**EXERCISE DETAILS:** Transcribe the data below line for line without changing a character, and leave the pictures out of your copy.

**DATA FOR PROCESSING:**
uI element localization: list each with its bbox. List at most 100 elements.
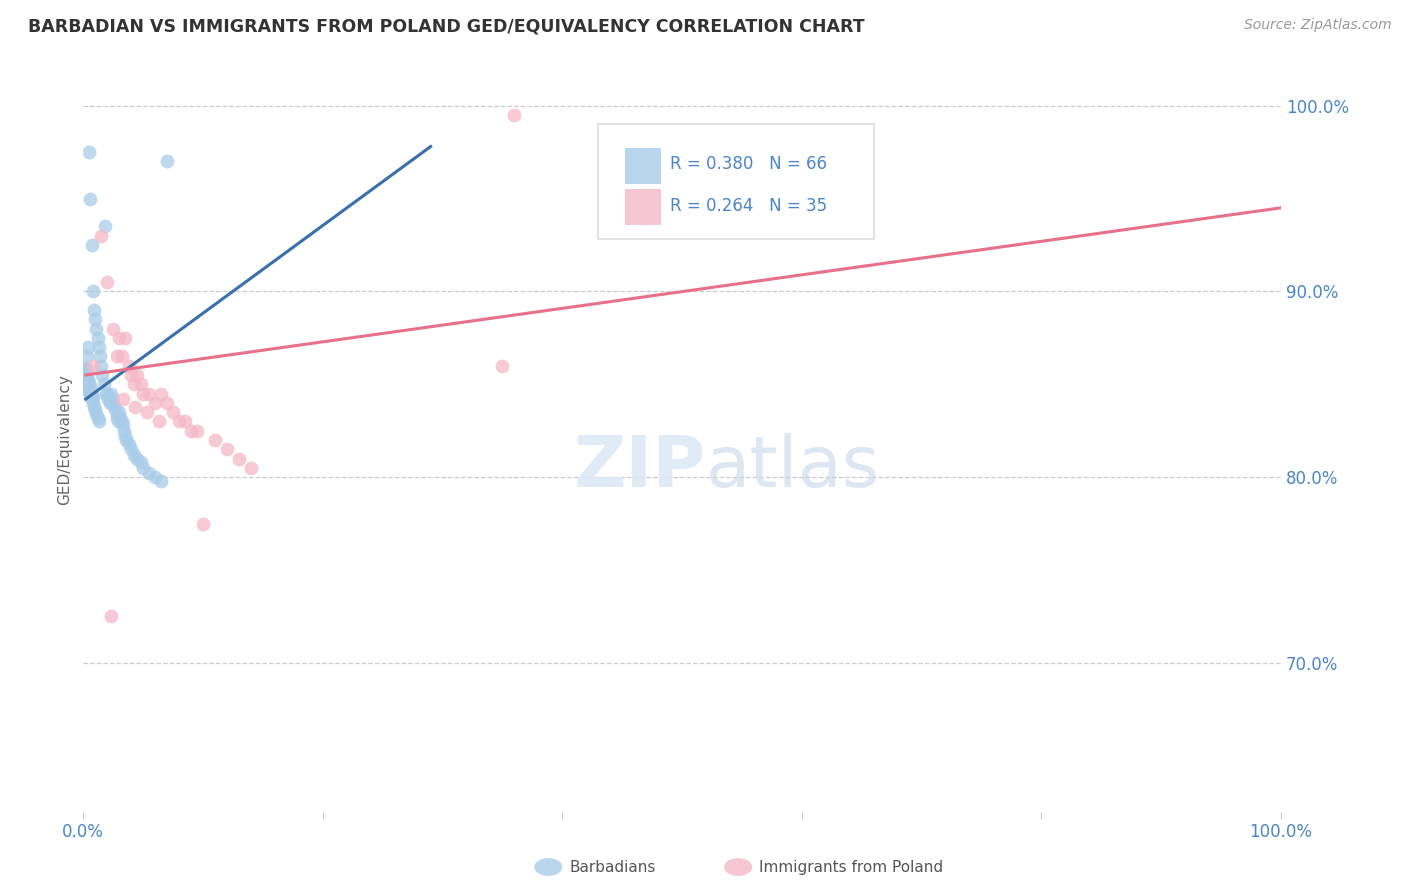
Point — [96, 275, 118, 289]
Point — [86, 407, 108, 421]
Point — [82, 285, 104, 299]
FancyBboxPatch shape — [624, 148, 661, 184]
Point — [114, 331, 136, 345]
Point — [76, 374, 98, 388]
Point — [239, 461, 262, 475]
Point — [82, 390, 104, 404]
Point — [135, 405, 157, 419]
Text: R = 0.380   N = 66: R = 0.380 N = 66 — [671, 154, 827, 173]
Point — [156, 154, 179, 169]
Point — [86, 321, 108, 335]
Point — [129, 455, 152, 469]
Text: BARBADIAN VS IMMIGRANTS FROM POLAND GED/EQUIVALENCY CORRELATION CHART: BARBADIAN VS IMMIGRANTS FROM POLAND GED/… — [28, 18, 865, 36]
Point — [77, 376, 100, 390]
Point — [148, 414, 170, 428]
Point — [122, 448, 145, 462]
Point — [110, 410, 132, 425]
Point — [105, 350, 128, 364]
Point — [77, 384, 100, 399]
Point — [180, 424, 202, 438]
Point — [110, 350, 132, 364]
Point — [77, 145, 100, 160]
Point — [75, 364, 97, 378]
Point — [215, 442, 238, 457]
Point — [80, 383, 103, 397]
Point — [77, 381, 100, 395]
Point — [94, 386, 117, 401]
Point — [79, 192, 101, 206]
Text: Source: ZipAtlas.com: Source: ZipAtlas.com — [1244, 18, 1392, 32]
Point — [103, 321, 125, 335]
Point — [96, 386, 118, 401]
Point — [75, 368, 97, 382]
Point — [186, 424, 208, 438]
Point — [114, 429, 136, 443]
Point — [191, 516, 214, 531]
Point — [105, 410, 128, 425]
Point — [97, 392, 120, 406]
Text: R = 0.264   N = 35: R = 0.264 N = 35 — [671, 197, 827, 215]
Point — [156, 396, 179, 410]
Point — [103, 400, 125, 414]
Point — [174, 414, 197, 428]
Text: ZIP: ZIP — [574, 434, 706, 502]
Point — [89, 350, 111, 364]
Point — [108, 405, 131, 419]
Point — [132, 461, 155, 475]
Point — [107, 414, 129, 428]
Point — [115, 433, 138, 447]
Point — [84, 312, 107, 326]
Point — [129, 377, 152, 392]
Point — [79, 379, 101, 393]
Point — [86, 410, 108, 425]
Point — [118, 359, 141, 373]
Point — [150, 386, 173, 401]
Point — [127, 368, 149, 382]
Point — [94, 219, 117, 234]
FancyBboxPatch shape — [599, 124, 873, 239]
Point — [76, 350, 98, 364]
Point — [228, 451, 250, 466]
Point — [162, 405, 184, 419]
Point — [82, 386, 104, 401]
Point — [122, 377, 145, 392]
Point — [100, 609, 122, 624]
Point — [204, 433, 226, 447]
Text: Immigrants from Poland: Immigrants from Poland — [759, 860, 943, 874]
Y-axis label: GED/Equivalency: GED/Equivalency — [58, 375, 72, 506]
Point — [111, 392, 134, 406]
Point — [112, 424, 135, 438]
Point — [76, 369, 98, 384]
Text: atlas: atlas — [706, 434, 880, 502]
Point — [103, 396, 125, 410]
Point — [132, 386, 155, 401]
FancyBboxPatch shape — [624, 189, 661, 225]
Point — [111, 418, 134, 433]
Text: Barbadians: Barbadians — [569, 860, 655, 874]
Point — [82, 396, 104, 410]
Point — [503, 108, 526, 122]
Point — [90, 228, 112, 243]
Point — [108, 331, 131, 345]
Point — [82, 359, 104, 373]
Point — [104, 405, 127, 419]
Point — [127, 451, 149, 466]
Point — [150, 474, 173, 488]
Point — [98, 396, 121, 410]
Point — [138, 467, 160, 481]
Point — [120, 368, 142, 382]
Point — [87, 340, 110, 354]
Point — [84, 403, 107, 417]
Point — [87, 414, 110, 428]
Point — [143, 396, 166, 410]
Point — [80, 392, 103, 406]
Point — [76, 377, 98, 392]
Point — [86, 331, 108, 345]
Point — [90, 359, 112, 373]
Point — [101, 392, 124, 406]
Point — [83, 400, 105, 414]
Point — [118, 436, 141, 450]
Point — [79, 388, 101, 402]
Point — [75, 362, 97, 376]
Point — [75, 360, 97, 375]
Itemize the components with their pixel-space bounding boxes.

**WRITTEN RESPONSE:**
uI element localization: list each with its bbox. List at most 100 elements.
Point — [96, 275, 118, 289]
Point — [86, 407, 108, 421]
Point — [82, 285, 104, 299]
FancyBboxPatch shape — [624, 148, 661, 184]
Point — [114, 331, 136, 345]
Point — [76, 374, 98, 388]
Point — [239, 461, 262, 475]
Point — [82, 390, 104, 404]
Point — [135, 405, 157, 419]
Text: R = 0.380   N = 66: R = 0.380 N = 66 — [671, 154, 827, 173]
Point — [156, 154, 179, 169]
Point — [86, 321, 108, 335]
Point — [129, 455, 152, 469]
Text: BARBADIAN VS IMMIGRANTS FROM POLAND GED/EQUIVALENCY CORRELATION CHART: BARBADIAN VS IMMIGRANTS FROM POLAND GED/… — [28, 18, 865, 36]
Point — [77, 376, 100, 390]
Point — [148, 414, 170, 428]
Point — [122, 448, 145, 462]
Point — [110, 410, 132, 425]
Point — [105, 350, 128, 364]
Point — [77, 384, 100, 399]
Point — [180, 424, 202, 438]
Point — [110, 350, 132, 364]
Point — [77, 145, 100, 160]
Point — [75, 364, 97, 378]
Point — [215, 442, 238, 457]
Point — [80, 383, 103, 397]
Point — [77, 381, 100, 395]
Point — [94, 386, 117, 401]
Point — [79, 192, 101, 206]
Text: Source: ZipAtlas.com: Source: ZipAtlas.com — [1244, 18, 1392, 32]
Point — [103, 321, 125, 335]
Point — [96, 386, 118, 401]
Point — [75, 368, 97, 382]
Point — [186, 424, 208, 438]
Point — [114, 429, 136, 443]
Point — [191, 516, 214, 531]
Point — [105, 410, 128, 425]
Point — [97, 392, 120, 406]
Text: R = 0.264   N = 35: R = 0.264 N = 35 — [671, 197, 827, 215]
Point — [156, 396, 179, 410]
Point — [103, 400, 125, 414]
Point — [174, 414, 197, 428]
Text: ZIP: ZIP — [574, 434, 706, 502]
Point — [89, 350, 111, 364]
Point — [108, 405, 131, 419]
Point — [132, 461, 155, 475]
Point — [107, 414, 129, 428]
Point — [115, 433, 138, 447]
Point — [84, 312, 107, 326]
Point — [129, 377, 152, 392]
Point — [79, 379, 101, 393]
Point — [86, 410, 108, 425]
Point — [118, 359, 141, 373]
Point — [150, 386, 173, 401]
Point — [127, 368, 149, 382]
Point — [94, 219, 117, 234]
FancyBboxPatch shape — [599, 124, 873, 239]
Point — [76, 350, 98, 364]
Point — [228, 451, 250, 466]
Point — [162, 405, 184, 419]
Point — [82, 386, 104, 401]
Point — [122, 377, 145, 392]
Point — [100, 609, 122, 624]
Point — [204, 433, 226, 447]
Text: Immigrants from Poland: Immigrants from Poland — [759, 860, 943, 874]
Y-axis label: GED/Equivalency: GED/Equivalency — [58, 375, 72, 506]
Point — [111, 392, 134, 406]
Point — [112, 424, 135, 438]
Point — [76, 369, 98, 384]
Text: atlas: atlas — [706, 434, 880, 502]
Point — [103, 396, 125, 410]
Point — [132, 386, 155, 401]
FancyBboxPatch shape — [624, 189, 661, 225]
Point — [111, 418, 134, 433]
Text: Barbadians: Barbadians — [569, 860, 655, 874]
Point — [82, 396, 104, 410]
Point — [503, 108, 526, 122]
Point — [90, 228, 112, 243]
Point — [108, 331, 131, 345]
Point — [82, 359, 104, 373]
Point — [104, 405, 127, 419]
Point — [127, 451, 149, 466]
Point — [150, 474, 173, 488]
Point — [98, 396, 121, 410]
Point — [138, 467, 160, 481]
Point — [120, 368, 142, 382]
Point — [87, 340, 110, 354]
Point — [84, 403, 107, 417]
Point — [87, 414, 110, 428]
Point — [143, 396, 166, 410]
Point — [80, 392, 103, 406]
Point — [76, 377, 98, 392]
Point — [86, 331, 108, 345]
Point — [90, 359, 112, 373]
Point — [101, 392, 124, 406]
Point — [83, 400, 105, 414]
Point — [118, 436, 141, 450]
Point — [79, 388, 101, 402]
Point — [75, 362, 97, 376]
Point — [75, 360, 97, 375]
Itemize the components with their pixel-space bounding boxes.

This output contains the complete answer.